A block of data:
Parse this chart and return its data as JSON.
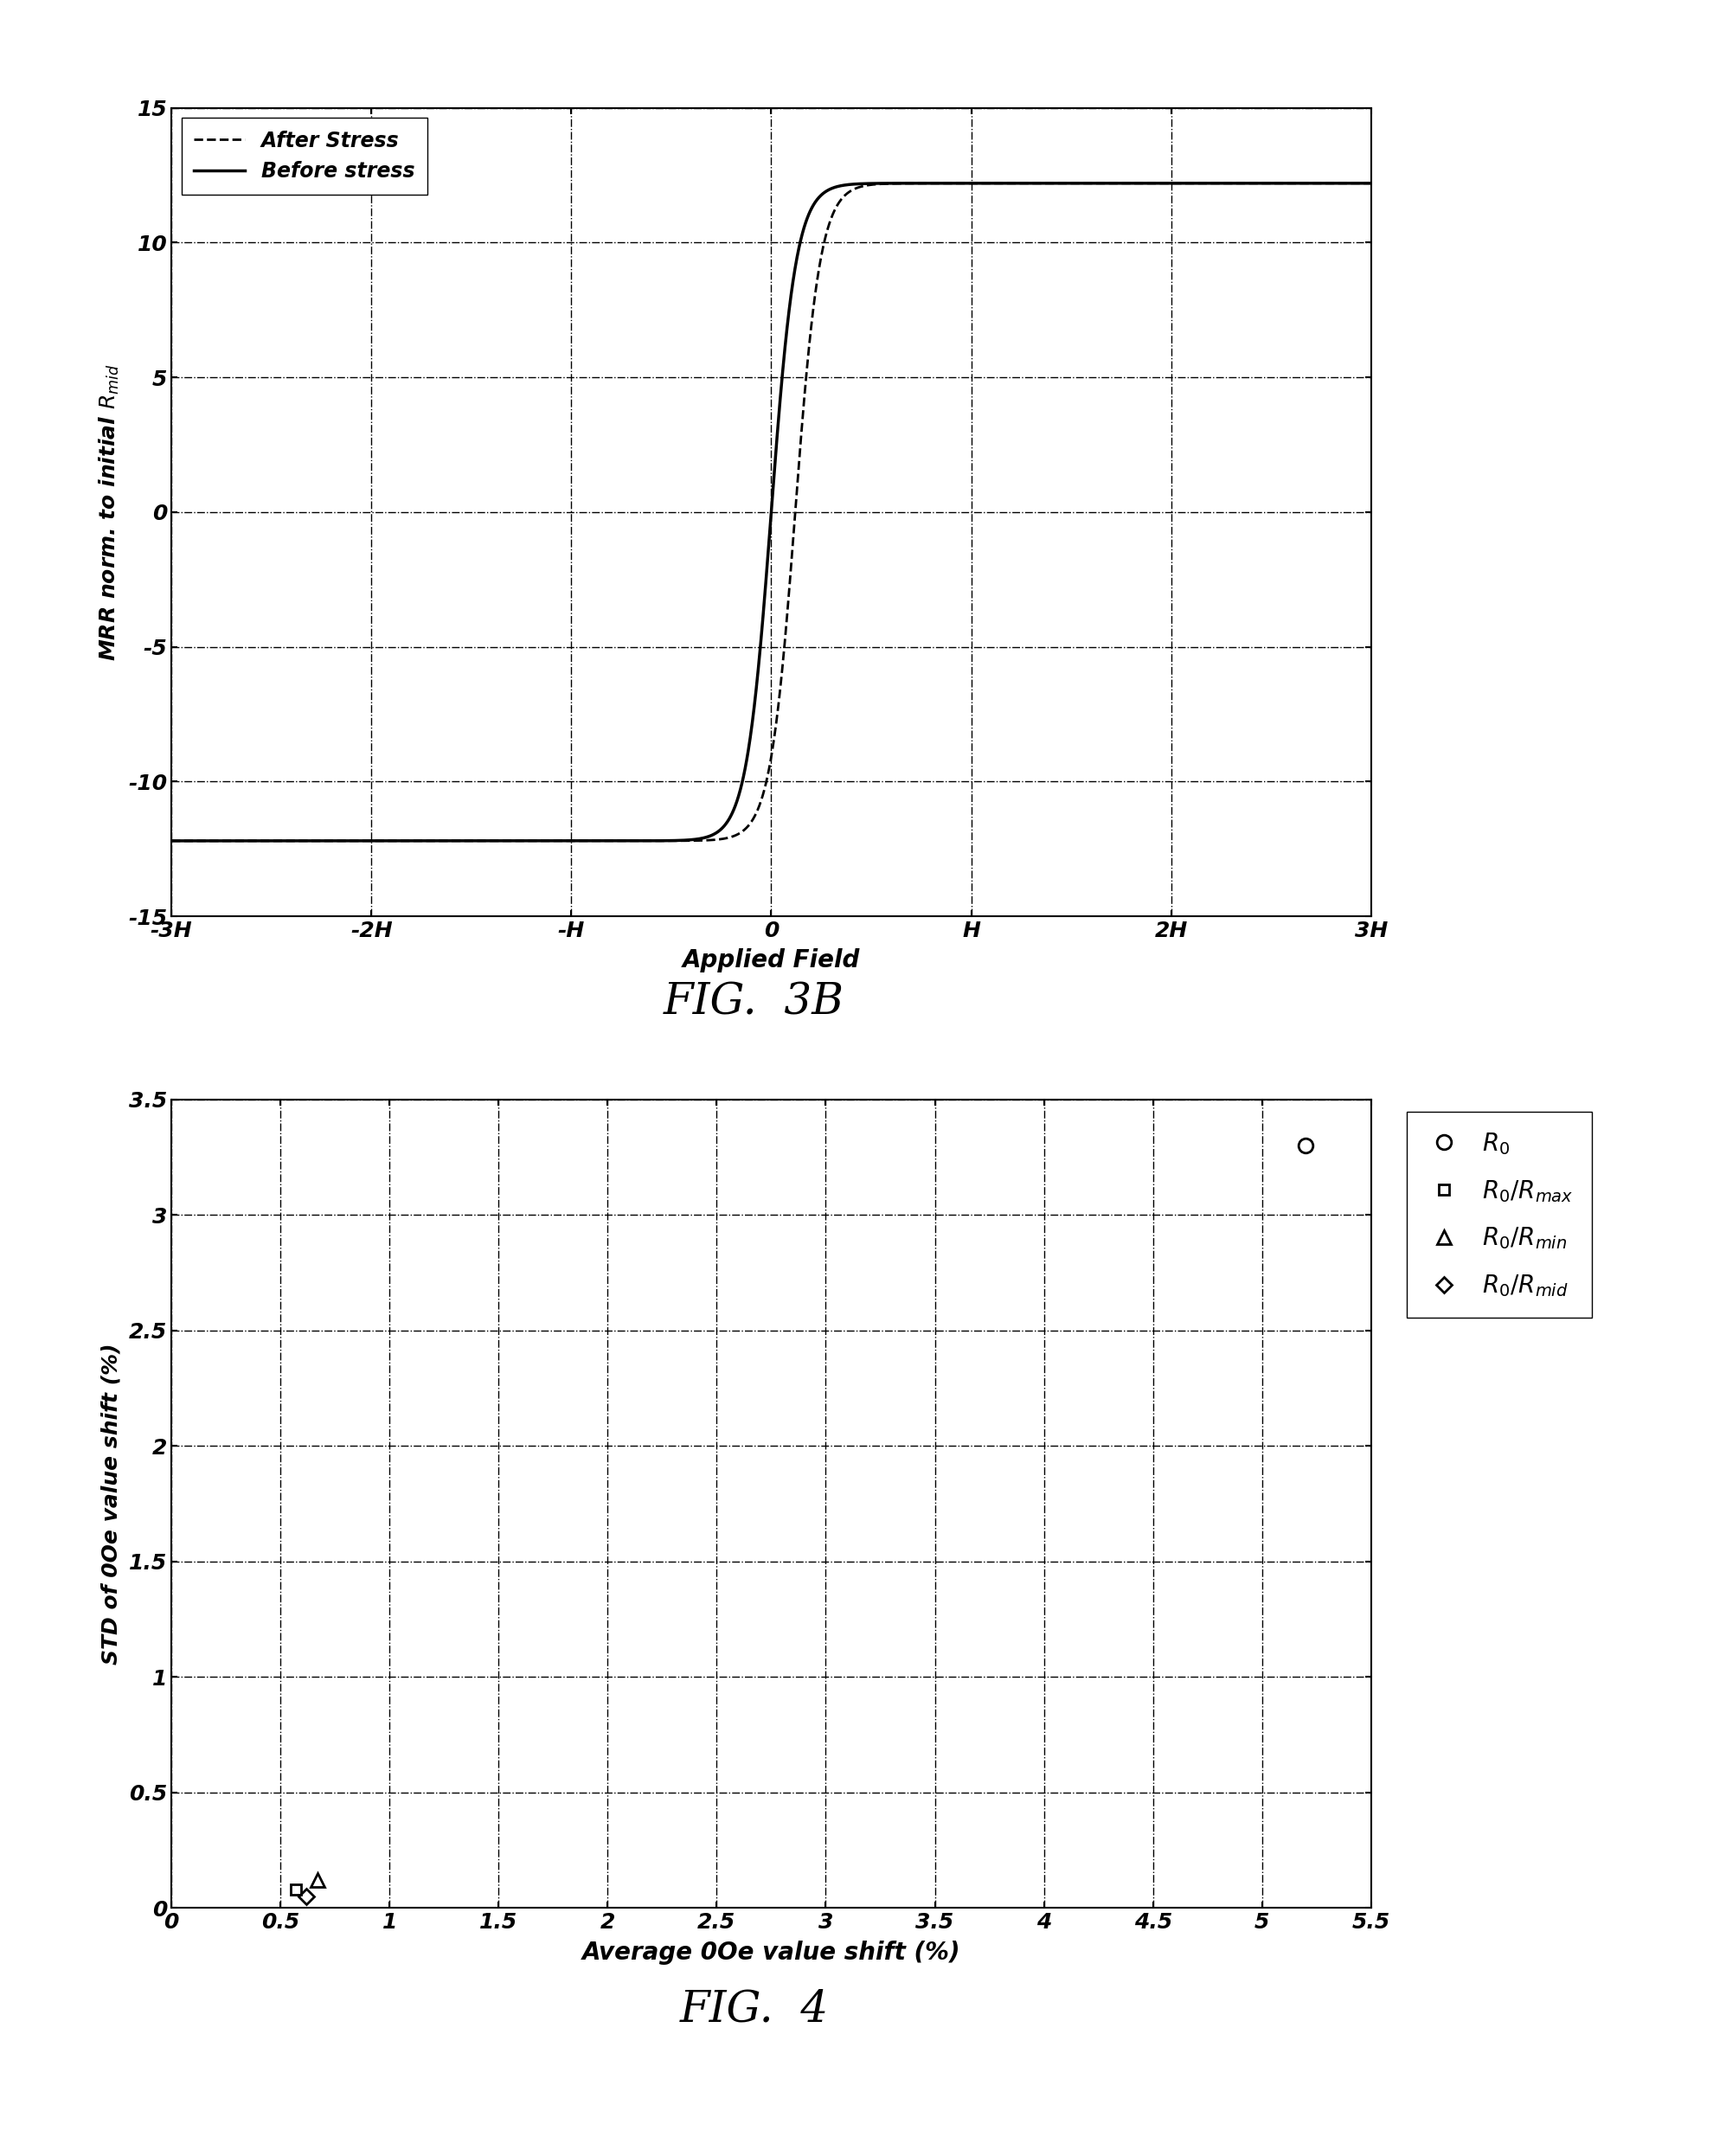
{
  "fig3b": {
    "ylabel": "MRR norm. to initial $R_{mid}$",
    "xlabel": "Applied Field",
    "xlim": [
      -3,
      3
    ],
    "ylim": [
      -15,
      15
    ],
    "xticks": [
      -3,
      -2,
      -1,
      0,
      1,
      2,
      3
    ],
    "xticklabels": [
      "-3H",
      "-2H",
      "-H",
      "0",
      "H",
      "2H",
      "3H"
    ],
    "yticks": [
      -15,
      -10,
      -5,
      0,
      5,
      10,
      15
    ],
    "yticklabels": [
      "-15",
      "-10",
      "-5",
      "0",
      "5",
      "10",
      "15"
    ],
    "legend_before": "Before stress",
    "legend_after": "After Stress",
    "saturation": 12.2,
    "slope": 8.0,
    "shift_after": 0.12
  },
  "fig4": {
    "xlabel": "Average 0Oe value shift (%)",
    "ylabel": "STD of 0Oe value shift (%)",
    "xlim": [
      0,
      5.5
    ],
    "ylim": [
      0,
      3.5
    ],
    "xticks": [
      0,
      0.5,
      1,
      1.5,
      2,
      2.5,
      3,
      3.5,
      4,
      4.5,
      5,
      5.5
    ],
    "xticklabels": [
      "0",
      "0.5",
      "1",
      "1.5",
      "2",
      "2.5",
      "3",
      "3.5",
      "4",
      "4.5",
      "5",
      "5.5"
    ],
    "yticks": [
      0,
      0.5,
      1,
      1.5,
      2,
      2.5,
      3,
      3.5
    ],
    "yticklabels": [
      "0",
      "0.5",
      "1",
      "1.5",
      "2",
      "2.5",
      "3",
      "3.5"
    ],
    "R0_x": 5.2,
    "R0_y": 3.3,
    "R0Rmax_x": 0.57,
    "R0Rmax_y": 0.08,
    "R0Rmin_x": 0.67,
    "R0Rmin_y": 0.12,
    "R0Rmid_x": 0.62,
    "R0Rmid_y": 0.05,
    "legend_R0": "$R_0$",
    "legend_R0Rmax": "$R_0/R_{max}$",
    "legend_R0Rmin": "$R_0/R_{min}$",
    "legend_R0Rmid": "$R_0/R_{mid}$"
  },
  "caption1": "FIG.  3B",
  "caption2": "FIG.  4",
  "background_color": "#ffffff"
}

**Exercise task:**
Print each of the records above exactly as written, leaving no picture in the copy.

**Reply:**
Parse this chart and return its data as JSON.
{
  "fig3b": {
    "ylabel": "MRR norm. to initial $R_{mid}$",
    "xlabel": "Applied Field",
    "xlim": [
      -3,
      3
    ],
    "ylim": [
      -15,
      15
    ],
    "xticks": [
      -3,
      -2,
      -1,
      0,
      1,
      2,
      3
    ],
    "xticklabels": [
      "-3H",
      "-2H",
      "-H",
      "0",
      "H",
      "2H",
      "3H"
    ],
    "yticks": [
      -15,
      -10,
      -5,
      0,
      5,
      10,
      15
    ],
    "yticklabels": [
      "-15",
      "-10",
      "-5",
      "0",
      "5",
      "10",
      "15"
    ],
    "legend_before": "Before stress",
    "legend_after": "After Stress",
    "saturation": 12.2,
    "slope": 8.0,
    "shift_after": 0.12
  },
  "fig4": {
    "xlabel": "Average 0Oe value shift (%)",
    "ylabel": "STD of 0Oe value shift (%)",
    "xlim": [
      0,
      5.5
    ],
    "ylim": [
      0,
      3.5
    ],
    "xticks": [
      0,
      0.5,
      1,
      1.5,
      2,
      2.5,
      3,
      3.5,
      4,
      4.5,
      5,
      5.5
    ],
    "xticklabels": [
      "0",
      "0.5",
      "1",
      "1.5",
      "2",
      "2.5",
      "3",
      "3.5",
      "4",
      "4.5",
      "5",
      "5.5"
    ],
    "yticks": [
      0,
      0.5,
      1,
      1.5,
      2,
      2.5,
      3,
      3.5
    ],
    "yticklabels": [
      "0",
      "0.5",
      "1",
      "1.5",
      "2",
      "2.5",
      "3",
      "3.5"
    ],
    "R0_x": 5.2,
    "R0_y": 3.3,
    "R0Rmax_x": 0.57,
    "R0Rmax_y": 0.08,
    "R0Rmin_x": 0.67,
    "R0Rmin_y": 0.12,
    "R0Rmid_x": 0.62,
    "R0Rmid_y": 0.05,
    "legend_R0": "$R_0$",
    "legend_R0Rmax": "$R_0/R_{max}$",
    "legend_R0Rmin": "$R_0/R_{min}$",
    "legend_R0Rmid": "$R_0/R_{mid}$"
  },
  "caption1": "FIG.  3B",
  "caption2": "FIG.  4",
  "background_color": "#ffffff"
}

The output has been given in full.